What is needed: Copy each entry as it stands, leaving nothing out.

[Collected data entries]
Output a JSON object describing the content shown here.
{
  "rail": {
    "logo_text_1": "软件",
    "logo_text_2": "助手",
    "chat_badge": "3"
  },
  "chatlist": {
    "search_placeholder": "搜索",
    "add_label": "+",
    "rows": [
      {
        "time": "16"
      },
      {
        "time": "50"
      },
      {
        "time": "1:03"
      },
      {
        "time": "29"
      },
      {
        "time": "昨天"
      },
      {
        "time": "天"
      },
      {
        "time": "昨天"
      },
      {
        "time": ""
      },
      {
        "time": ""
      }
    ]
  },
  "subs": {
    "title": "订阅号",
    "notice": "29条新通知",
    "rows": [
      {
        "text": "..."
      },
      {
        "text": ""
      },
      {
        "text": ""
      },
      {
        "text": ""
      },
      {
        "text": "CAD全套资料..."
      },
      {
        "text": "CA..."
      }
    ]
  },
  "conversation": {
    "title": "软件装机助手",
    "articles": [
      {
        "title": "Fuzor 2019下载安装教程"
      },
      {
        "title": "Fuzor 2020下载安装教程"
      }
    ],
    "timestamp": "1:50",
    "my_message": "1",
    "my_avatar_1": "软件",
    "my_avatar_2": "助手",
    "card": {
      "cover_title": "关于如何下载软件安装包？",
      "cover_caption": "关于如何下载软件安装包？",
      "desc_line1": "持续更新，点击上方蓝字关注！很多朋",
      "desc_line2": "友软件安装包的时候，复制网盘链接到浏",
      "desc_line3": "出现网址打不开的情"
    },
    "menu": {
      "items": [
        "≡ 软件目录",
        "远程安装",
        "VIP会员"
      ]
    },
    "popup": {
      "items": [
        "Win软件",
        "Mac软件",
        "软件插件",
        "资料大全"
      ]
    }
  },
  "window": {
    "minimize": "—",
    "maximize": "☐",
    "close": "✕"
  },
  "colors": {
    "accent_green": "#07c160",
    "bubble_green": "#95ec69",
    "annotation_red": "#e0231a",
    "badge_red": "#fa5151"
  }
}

Written response:
Output a JSON object describing the content shown here.
{
  "rail": {
    "logo_text_1": "软件",
    "logo_text_2": "助手",
    "chat_badge": "3"
  },
  "chatlist": {
    "search_placeholder": "搜索",
    "add_label": "+",
    "rows": [
      {
        "time": "16"
      },
      {
        "time": "50"
      },
      {
        "time": "1:03"
      },
      {
        "time": "29"
      },
      {
        "time": "昨天"
      },
      {
        "time": "天"
      },
      {
        "time": "昨天"
      },
      {
        "time": ""
      },
      {
        "time": ""
      }
    ]
  },
  "subs": {
    "title": "订阅号",
    "notice": "29条新通知",
    "rows": [
      {
        "text": "..."
      },
      {
        "text": ""
      },
      {
        "text": ""
      },
      {
        "text": ""
      },
      {
        "text": "CAD全套资料..."
      },
      {
        "text": "CA..."
      }
    ]
  },
  "conversation": {
    "title": "软件装机助手",
    "articles": [
      {
        "title": "Fuzor 2019下载安装教程"
      },
      {
        "title": "Fuzor 2020下载安装教程"
      }
    ],
    "timestamp": "1:50",
    "my_message": "1",
    "my_avatar_1": "软件",
    "my_avatar_2": "助手",
    "card": {
      "cover_title": "关于如何下载软件安装包？",
      "cover_caption": "关于如何下载软件安装包？",
      "desc_line1": "持续更新，点击上方蓝字关注！很多朋",
      "desc_line2": "友软件安装包的时候，复制网盘链接到浏",
      "desc_line3": "出现网址打不开的情"
    },
    "menu": {
      "items": [
        "≡ 软件目录",
        "远程安装",
        "VIP会员"
      ]
    },
    "popup": {
      "items": [
        "Win软件",
        "Mac软件",
        "软件插件",
        "资料大全"
      ]
    }
  },
  "window": {
    "minimize": "—",
    "maximize": "☐",
    "close": "✕"
  },
  "colors": {
    "accent_green": "#07c160",
    "bubble_green": "#95ec69",
    "annotation_red": "#e0231a",
    "badge_red": "#fa5151"
  }
}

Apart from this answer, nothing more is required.